■ **The input**:
○ ○ ○ ○ ○
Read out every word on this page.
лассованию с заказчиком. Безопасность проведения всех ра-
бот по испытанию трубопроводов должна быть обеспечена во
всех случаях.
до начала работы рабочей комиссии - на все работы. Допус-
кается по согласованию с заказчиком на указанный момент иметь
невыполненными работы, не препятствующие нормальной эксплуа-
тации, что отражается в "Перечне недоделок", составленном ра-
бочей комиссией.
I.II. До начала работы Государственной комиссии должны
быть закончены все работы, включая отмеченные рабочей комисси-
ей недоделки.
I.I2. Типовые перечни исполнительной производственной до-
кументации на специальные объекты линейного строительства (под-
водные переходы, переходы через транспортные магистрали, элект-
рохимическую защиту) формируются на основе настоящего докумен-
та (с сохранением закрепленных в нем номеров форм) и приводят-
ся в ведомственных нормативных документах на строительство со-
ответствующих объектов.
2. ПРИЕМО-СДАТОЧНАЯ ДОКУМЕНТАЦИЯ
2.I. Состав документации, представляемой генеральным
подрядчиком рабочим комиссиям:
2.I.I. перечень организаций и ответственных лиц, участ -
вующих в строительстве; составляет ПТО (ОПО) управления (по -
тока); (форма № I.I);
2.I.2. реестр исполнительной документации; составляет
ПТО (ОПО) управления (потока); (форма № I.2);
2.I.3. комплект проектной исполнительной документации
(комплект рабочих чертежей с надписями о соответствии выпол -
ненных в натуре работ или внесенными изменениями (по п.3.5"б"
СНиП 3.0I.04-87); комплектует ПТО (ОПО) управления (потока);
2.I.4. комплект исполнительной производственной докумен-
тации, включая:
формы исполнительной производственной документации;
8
○ ○ ○ ○ ○
■ **Task objective**:
Extract all lines from the data in which "заказчиком" is found.

■ **Result below**:
лассованию с заказчиком. Безопасность проведения всех ра-
кается по согласованию с заказчиком на указанный момент иметь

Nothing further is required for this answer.